Data listing:
● ● ● ● ●
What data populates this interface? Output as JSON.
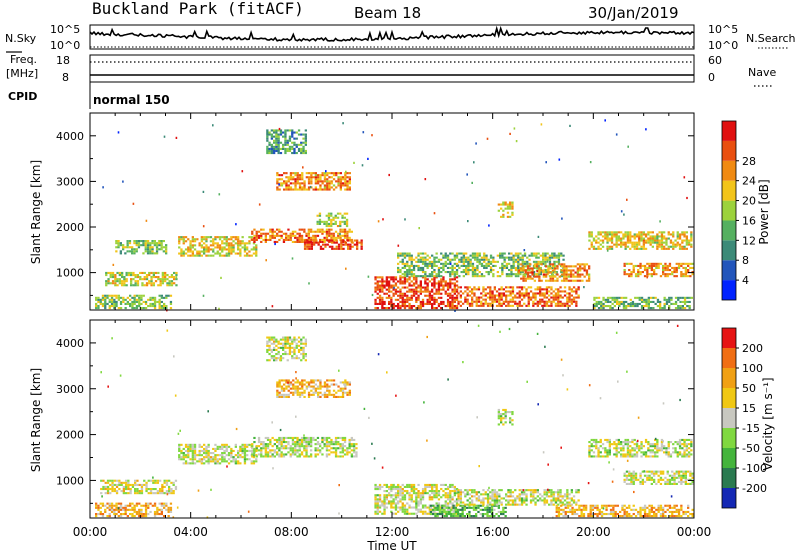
{
  "header": {
    "station": "Buckland Park (fitACF)",
    "beam": "Beam 18",
    "date": "30/Jan/2019"
  },
  "strip": {
    "nsky_label": "N.Sky",
    "nsearch_label": "N.Search",
    "freq_label_1": "Freq.",
    "freq_label_2": "[MHz]",
    "cpid_label": "CPID",
    "nave_label": "Nave",
    "left_ticks_top": [
      "10^5",
      "10^0"
    ],
    "right_ticks_top": [
      "10^5",
      "10^0"
    ],
    "left_ticks_freq": [
      "18",
      "8"
    ],
    "right_ticks_freq": [
      "60",
      "0"
    ],
    "cpid_text": "normal 150",
    "freq_dotted_value_mhz": 17,
    "freq_solid_value_mhz": 10
  },
  "time_axis": {
    "label": "Time UT",
    "ticks": [
      "00:00",
      "04:00",
      "08:00",
      "12:00",
      "16:00",
      "20:00",
      "00:00"
    ]
  },
  "chart_data": [
    {
      "type": "heatmap",
      "panel": "power",
      "ylabel": "Slant Range [km]",
      "yticks": [
        "1000",
        "2000",
        "3000",
        "4000"
      ],
      "ylim": [
        180,
        4500
      ],
      "xlim_hours": [
        0,
        24
      ],
      "colorbar": {
        "label": "Power [dB]",
        "ticks": [
          "4",
          "8",
          "12",
          "16",
          "20",
          "24",
          "28"
        ],
        "colors": [
          "#0022ff",
          "#2255bb",
          "#3c8a78",
          "#55b060",
          "#9cd23c",
          "#f2c41a",
          "#f08a12",
          "#e94f10",
          "#e01010"
        ]
      },
      "regions": [
        {
          "t0": 0.2,
          "t1": 3.2,
          "r0": 200,
          "r1": 500,
          "level": 0.45
        },
        {
          "t0": 0.6,
          "t1": 3.4,
          "r0": 700,
          "r1": 1000,
          "level": 0.55
        },
        {
          "t0": 1.0,
          "t1": 3.0,
          "r0": 1400,
          "r1": 1700,
          "level": 0.45
        },
        {
          "t0": 3.5,
          "t1": 6.6,
          "r0": 1350,
          "r1": 1800,
          "level": 0.6
        },
        {
          "t0": 6.4,
          "t1": 10.4,
          "r0": 1650,
          "r1": 1950,
          "level": 0.75
        },
        {
          "t0": 8.5,
          "t1": 10.8,
          "r0": 1500,
          "r1": 1700,
          "level": 0.85
        },
        {
          "t0": 7.4,
          "t1": 10.3,
          "r0": 2800,
          "r1": 3200,
          "level": 0.72
        },
        {
          "t0": 7.0,
          "t1": 8.6,
          "r0": 3600,
          "r1": 4100,
          "level": 0.35
        },
        {
          "t0": 9.0,
          "t1": 10.2,
          "r0": 2000,
          "r1": 2300,
          "level": 0.5
        },
        {
          "t0": 11.3,
          "t1": 14.6,
          "r0": 200,
          "r1": 900,
          "level": 0.88
        },
        {
          "t0": 14.6,
          "t1": 19.4,
          "r0": 250,
          "r1": 700,
          "level": 0.78
        },
        {
          "t0": 12.2,
          "t1": 18.8,
          "r0": 900,
          "r1": 1400,
          "level": 0.45
        },
        {
          "t0": 16.2,
          "t1": 16.8,
          "r0": 2200,
          "r1": 2550,
          "level": 0.62
        },
        {
          "t0": 17.0,
          "t1": 19.8,
          "r0": 800,
          "r1": 1200,
          "level": 0.72
        },
        {
          "t0": 19.8,
          "t1": 23.9,
          "r0": 1500,
          "r1": 1900,
          "level": 0.6
        },
        {
          "t0": 21.2,
          "t1": 23.9,
          "r0": 900,
          "r1": 1200,
          "level": 0.7
        },
        {
          "t0": 20.0,
          "t1": 23.9,
          "r0": 200,
          "r1": 450,
          "level": 0.42
        }
      ]
    },
    {
      "type": "heatmap",
      "panel": "velocity",
      "ylabel": "Slant Range [km]",
      "yticks": [
        "1000",
        "2000",
        "3000",
        "4000"
      ],
      "ylim": [
        180,
        4500
      ],
      "xlim_hours": [
        0,
        24
      ],
      "colorbar": {
        "label": "Velocity [m s⁻¹]",
        "ticks": [
          "200",
          "100",
          "50",
          "15",
          "-15",
          "-50",
          "-100",
          "-200"
        ],
        "colors": [
          "#1428b4",
          "#2a7a50",
          "#44b43c",
          "#80d840",
          "#c8c8c0",
          "#f0c814",
          "#f0a014",
          "#f06e14",
          "#e61414"
        ]
      },
      "regions": [
        {
          "t0": 0.2,
          "t1": 3.2,
          "r0": 200,
          "r1": 500,
          "level": 0.68
        },
        {
          "t0": 0.4,
          "t1": 3.4,
          "r0": 700,
          "r1": 1000,
          "level": 0.52
        },
        {
          "t0": 3.5,
          "t1": 6.6,
          "r0": 1350,
          "r1": 1800,
          "level": 0.5
        },
        {
          "t0": 6.4,
          "t1": 10.6,
          "r0": 1500,
          "r1": 1950,
          "level": 0.48
        },
        {
          "t0": 7.4,
          "t1": 10.3,
          "r0": 2800,
          "r1": 3200,
          "level": 0.66
        },
        {
          "t0": 7.0,
          "t1": 8.6,
          "r0": 3600,
          "r1": 4100,
          "level": 0.5
        },
        {
          "t0": 11.3,
          "t1": 14.6,
          "r0": 250,
          "r1": 900,
          "level": 0.5
        },
        {
          "t0": 13.5,
          "t1": 16.5,
          "r0": 200,
          "r1": 450,
          "level": 0.3
        },
        {
          "t0": 14.6,
          "t1": 19.4,
          "r0": 450,
          "r1": 800,
          "level": 0.5
        },
        {
          "t0": 16.2,
          "t1": 16.8,
          "r0": 2200,
          "r1": 2550,
          "level": 0.45
        },
        {
          "t0": 19.8,
          "t1": 23.9,
          "r0": 1500,
          "r1": 1900,
          "level": 0.48
        },
        {
          "t0": 21.2,
          "t1": 23.9,
          "r0": 900,
          "r1": 1200,
          "level": 0.5
        },
        {
          "t0": 18.5,
          "t1": 23.9,
          "r0": 200,
          "r1": 450,
          "level": 0.68
        }
      ]
    }
  ]
}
● ● ● ● ●
**Instructions to follow**
Skip every picture and transcribe the data above exactly.

**Solution below**
What data populates this interface? Output as JSON.
{
  "header": {
    "station": "Buckland Park (fitACF)",
    "beam": "Beam 18",
    "date": "30/Jan/2019"
  },
  "strip": {
    "nsky_label": "N.Sky",
    "nsearch_label": "N.Search",
    "freq_label_1": "Freq.",
    "freq_label_2": "[MHz]",
    "cpid_label": "CPID",
    "nave_label": "Nave",
    "left_ticks_top": [
      "10^5",
      "10^0"
    ],
    "right_ticks_top": [
      "10^5",
      "10^0"
    ],
    "left_ticks_freq": [
      "18",
      "8"
    ],
    "right_ticks_freq": [
      "60",
      "0"
    ],
    "cpid_text": "normal 150",
    "freq_dotted_value_mhz": 17,
    "freq_solid_value_mhz": 10
  },
  "time_axis": {
    "label": "Time UT",
    "ticks": [
      "00:00",
      "04:00",
      "08:00",
      "12:00",
      "16:00",
      "20:00",
      "00:00"
    ]
  },
  "chart_data": [
    {
      "type": "heatmap",
      "panel": "power",
      "ylabel": "Slant Range [km]",
      "yticks": [
        "1000",
        "2000",
        "3000",
        "4000"
      ],
      "ylim": [
        180,
        4500
      ],
      "xlim_hours": [
        0,
        24
      ],
      "colorbar": {
        "label": "Power [dB]",
        "ticks": [
          "4",
          "8",
          "12",
          "16",
          "20",
          "24",
          "28"
        ],
        "colors": [
          "#0022ff",
          "#2255bb",
          "#3c8a78",
          "#55b060",
          "#9cd23c",
          "#f2c41a",
          "#f08a12",
          "#e94f10",
          "#e01010"
        ]
      },
      "regions": [
        {
          "t0": 0.2,
          "t1": 3.2,
          "r0": 200,
          "r1": 500,
          "level": 0.45
        },
        {
          "t0": 0.6,
          "t1": 3.4,
          "r0": 700,
          "r1": 1000,
          "level": 0.55
        },
        {
          "t0": 1.0,
          "t1": 3.0,
          "r0": 1400,
          "r1": 1700,
          "level": 0.45
        },
        {
          "t0": 3.5,
          "t1": 6.6,
          "r0": 1350,
          "r1": 1800,
          "level": 0.6
        },
        {
          "t0": 6.4,
          "t1": 10.4,
          "r0": 1650,
          "r1": 1950,
          "level": 0.75
        },
        {
          "t0": 8.5,
          "t1": 10.8,
          "r0": 1500,
          "r1": 1700,
          "level": 0.85
        },
        {
          "t0": 7.4,
          "t1": 10.3,
          "r0": 2800,
          "r1": 3200,
          "level": 0.72
        },
        {
          "t0": 7.0,
          "t1": 8.6,
          "r0": 3600,
          "r1": 4100,
          "level": 0.35
        },
        {
          "t0": 9.0,
          "t1": 10.2,
          "r0": 2000,
          "r1": 2300,
          "level": 0.5
        },
        {
          "t0": 11.3,
          "t1": 14.6,
          "r0": 200,
          "r1": 900,
          "level": 0.88
        },
        {
          "t0": 14.6,
          "t1": 19.4,
          "r0": 250,
          "r1": 700,
          "level": 0.78
        },
        {
          "t0": 12.2,
          "t1": 18.8,
          "r0": 900,
          "r1": 1400,
          "level": 0.45
        },
        {
          "t0": 16.2,
          "t1": 16.8,
          "r0": 2200,
          "r1": 2550,
          "level": 0.62
        },
        {
          "t0": 17.0,
          "t1": 19.8,
          "r0": 800,
          "r1": 1200,
          "level": 0.72
        },
        {
          "t0": 19.8,
          "t1": 23.9,
          "r0": 1500,
          "r1": 1900,
          "level": 0.6
        },
        {
          "t0": 21.2,
          "t1": 23.9,
          "r0": 900,
          "r1": 1200,
          "level": 0.7
        },
        {
          "t0": 20.0,
          "t1": 23.9,
          "r0": 200,
          "r1": 450,
          "level": 0.42
        }
      ]
    },
    {
      "type": "heatmap",
      "panel": "velocity",
      "ylabel": "Slant Range [km]",
      "yticks": [
        "1000",
        "2000",
        "3000",
        "4000"
      ],
      "ylim": [
        180,
        4500
      ],
      "xlim_hours": [
        0,
        24
      ],
      "colorbar": {
        "label": "Velocity [m s⁻¹]",
        "ticks": [
          "200",
          "100",
          "50",
          "15",
          "-15",
          "-50",
          "-100",
          "-200"
        ],
        "colors": [
          "#1428b4",
          "#2a7a50",
          "#44b43c",
          "#80d840",
          "#c8c8c0",
          "#f0c814",
          "#f0a014",
          "#f06e14",
          "#e61414"
        ]
      },
      "regions": [
        {
          "t0": 0.2,
          "t1": 3.2,
          "r0": 200,
          "r1": 500,
          "level": 0.68
        },
        {
          "t0": 0.4,
          "t1": 3.4,
          "r0": 700,
          "r1": 1000,
          "level": 0.52
        },
        {
          "t0": 3.5,
          "t1": 6.6,
          "r0": 1350,
          "r1": 1800,
          "level": 0.5
        },
        {
          "t0": 6.4,
          "t1": 10.6,
          "r0": 1500,
          "r1": 1950,
          "level": 0.48
        },
        {
          "t0": 7.4,
          "t1": 10.3,
          "r0": 2800,
          "r1": 3200,
          "level": 0.66
        },
        {
          "t0": 7.0,
          "t1": 8.6,
          "r0": 3600,
          "r1": 4100,
          "level": 0.5
        },
        {
          "t0": 11.3,
          "t1": 14.6,
          "r0": 250,
          "r1": 900,
          "level": 0.5
        },
        {
          "t0": 13.5,
          "t1": 16.5,
          "r0": 200,
          "r1": 450,
          "level": 0.3
        },
        {
          "t0": 14.6,
          "t1": 19.4,
          "r0": 450,
          "r1": 800,
          "level": 0.5
        },
        {
          "t0": 16.2,
          "t1": 16.8,
          "r0": 2200,
          "r1": 2550,
          "level": 0.45
        },
        {
          "t0": 19.8,
          "t1": 23.9,
          "r0": 1500,
          "r1": 1900,
          "level": 0.48
        },
        {
          "t0": 21.2,
          "t1": 23.9,
          "r0": 900,
          "r1": 1200,
          "level": 0.5
        },
        {
          "t0": 18.5,
          "t1": 23.9,
          "r0": 200,
          "r1": 450,
          "level": 0.68
        }
      ]
    }
  ]
}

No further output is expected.